Copy the Mission Viejo election article word for word, everything from "The Canyon Democrats" down to "Sept. 24, 2022.".

EXTRACT
▼

Mission Viejo City Council Election: What We Know So Far

Two women stand under a pop-up shade printed with the American flag. Beside them is a car with several posters hanging from it that say "Canyon Democrats."
The Canyon Democrats club hosts a door-knocking event for Mission Viejo City Council candidate Deborah Cunningham-Skurnik and other local candidates on Sept. 24, 2022.
(
Jill Replogle
/
LAist
)

The latest election results can be viewed here. This story will be updated when NPR or the Associated Press have made calls on the results. When a race is called, it is not a projection. As AP notes, such a call is only made "when AP is fully confident a race has been won — defined most simply as the moment a trailing candidate no longer has a path to victory."

Voters in Mission Viejo will choose representatives for all five city council seats.

▲

DATA RECORDS
▼

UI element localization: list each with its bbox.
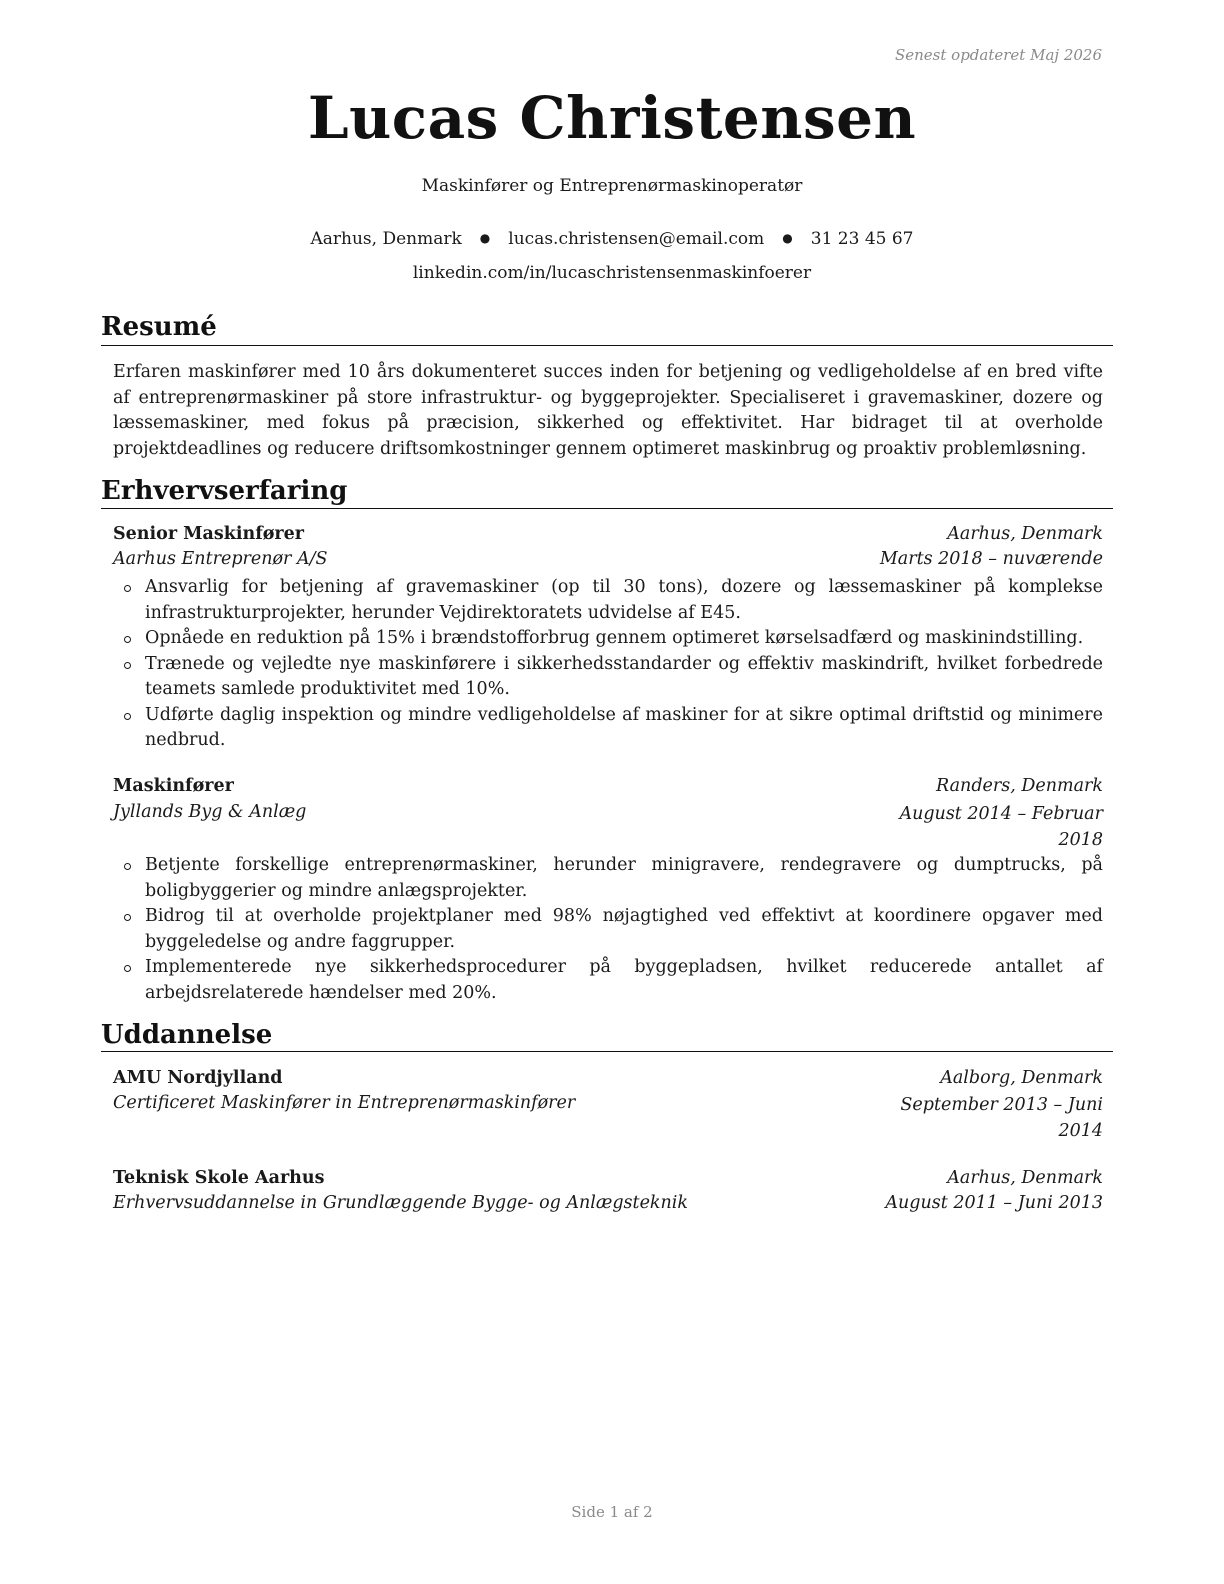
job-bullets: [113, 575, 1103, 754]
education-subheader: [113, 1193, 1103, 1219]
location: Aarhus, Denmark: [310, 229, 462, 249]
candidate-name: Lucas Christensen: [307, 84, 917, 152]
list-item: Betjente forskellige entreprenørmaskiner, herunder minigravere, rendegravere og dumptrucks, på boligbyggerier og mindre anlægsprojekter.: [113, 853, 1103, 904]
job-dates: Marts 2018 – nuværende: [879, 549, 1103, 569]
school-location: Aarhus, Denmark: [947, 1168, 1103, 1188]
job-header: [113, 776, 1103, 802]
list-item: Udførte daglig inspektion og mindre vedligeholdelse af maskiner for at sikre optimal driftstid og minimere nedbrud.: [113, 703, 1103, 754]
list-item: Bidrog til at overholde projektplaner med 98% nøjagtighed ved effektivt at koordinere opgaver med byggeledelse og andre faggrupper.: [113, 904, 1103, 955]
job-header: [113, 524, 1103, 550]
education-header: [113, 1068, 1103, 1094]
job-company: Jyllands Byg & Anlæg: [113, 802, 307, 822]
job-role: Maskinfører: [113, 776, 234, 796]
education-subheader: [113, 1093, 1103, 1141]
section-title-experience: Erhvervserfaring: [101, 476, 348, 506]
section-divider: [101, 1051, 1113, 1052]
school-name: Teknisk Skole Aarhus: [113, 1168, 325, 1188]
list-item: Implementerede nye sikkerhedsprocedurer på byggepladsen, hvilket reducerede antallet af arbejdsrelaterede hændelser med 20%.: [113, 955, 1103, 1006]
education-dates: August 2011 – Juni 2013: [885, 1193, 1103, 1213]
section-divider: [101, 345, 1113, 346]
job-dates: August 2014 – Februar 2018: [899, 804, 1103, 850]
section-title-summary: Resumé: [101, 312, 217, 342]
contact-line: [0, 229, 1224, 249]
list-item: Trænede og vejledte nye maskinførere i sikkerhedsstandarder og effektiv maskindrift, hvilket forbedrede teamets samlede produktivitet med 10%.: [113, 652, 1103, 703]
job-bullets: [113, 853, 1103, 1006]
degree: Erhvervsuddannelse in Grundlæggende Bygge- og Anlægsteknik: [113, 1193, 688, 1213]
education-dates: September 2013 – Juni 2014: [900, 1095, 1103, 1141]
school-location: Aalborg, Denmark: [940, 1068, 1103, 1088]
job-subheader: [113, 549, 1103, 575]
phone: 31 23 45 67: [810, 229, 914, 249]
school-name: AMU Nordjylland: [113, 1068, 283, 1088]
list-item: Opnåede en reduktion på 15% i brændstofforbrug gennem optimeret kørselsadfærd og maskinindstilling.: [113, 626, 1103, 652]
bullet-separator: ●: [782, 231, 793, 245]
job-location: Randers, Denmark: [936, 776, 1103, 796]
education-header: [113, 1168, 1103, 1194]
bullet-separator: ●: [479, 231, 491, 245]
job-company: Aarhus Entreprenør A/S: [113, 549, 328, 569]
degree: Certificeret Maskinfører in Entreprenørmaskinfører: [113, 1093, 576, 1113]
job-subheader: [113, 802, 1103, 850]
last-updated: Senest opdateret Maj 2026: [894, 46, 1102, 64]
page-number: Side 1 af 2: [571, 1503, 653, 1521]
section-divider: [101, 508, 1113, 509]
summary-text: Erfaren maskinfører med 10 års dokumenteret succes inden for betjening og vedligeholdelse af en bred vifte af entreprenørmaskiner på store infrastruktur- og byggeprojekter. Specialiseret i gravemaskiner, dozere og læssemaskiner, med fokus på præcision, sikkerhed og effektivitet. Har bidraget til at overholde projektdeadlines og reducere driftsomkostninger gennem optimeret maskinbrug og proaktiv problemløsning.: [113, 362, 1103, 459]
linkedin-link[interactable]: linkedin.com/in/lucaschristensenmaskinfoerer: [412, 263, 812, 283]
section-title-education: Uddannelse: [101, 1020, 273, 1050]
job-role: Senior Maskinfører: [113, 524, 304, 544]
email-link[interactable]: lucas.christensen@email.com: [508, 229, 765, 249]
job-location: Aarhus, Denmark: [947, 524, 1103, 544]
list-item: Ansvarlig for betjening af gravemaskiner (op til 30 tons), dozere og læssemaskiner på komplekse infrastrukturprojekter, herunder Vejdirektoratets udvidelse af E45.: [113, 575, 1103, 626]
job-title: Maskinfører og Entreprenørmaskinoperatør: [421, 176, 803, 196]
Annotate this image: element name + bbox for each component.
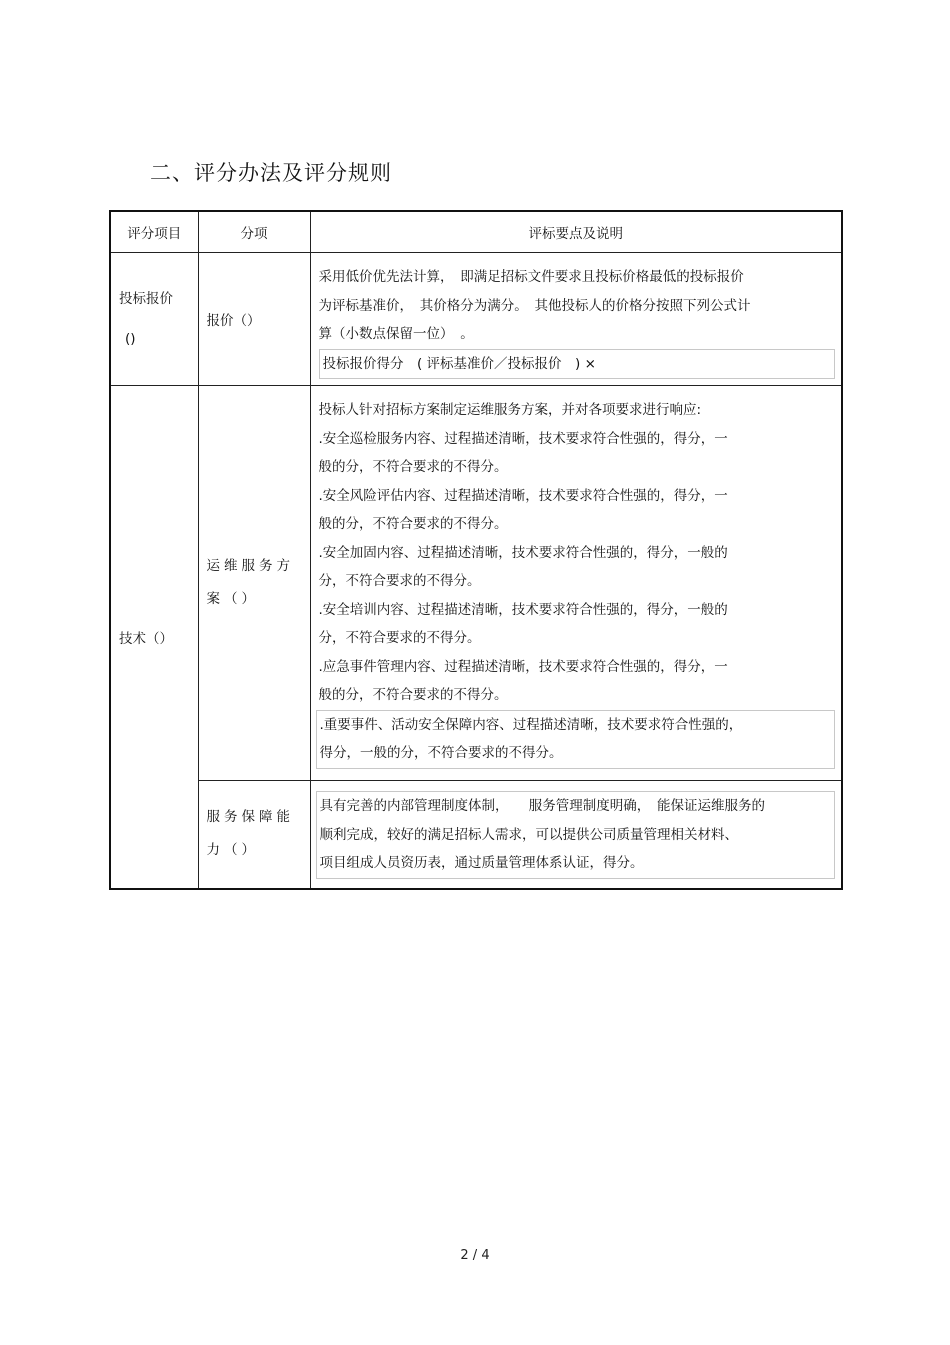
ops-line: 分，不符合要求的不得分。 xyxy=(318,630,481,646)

▲

FULL ANSWER
The Canyon Democrats club hosts a door-knocking event for Mission Viejo City Council candidate Deborah Cunningham-Skurnik and other local candidates on Sept. 24, 2022.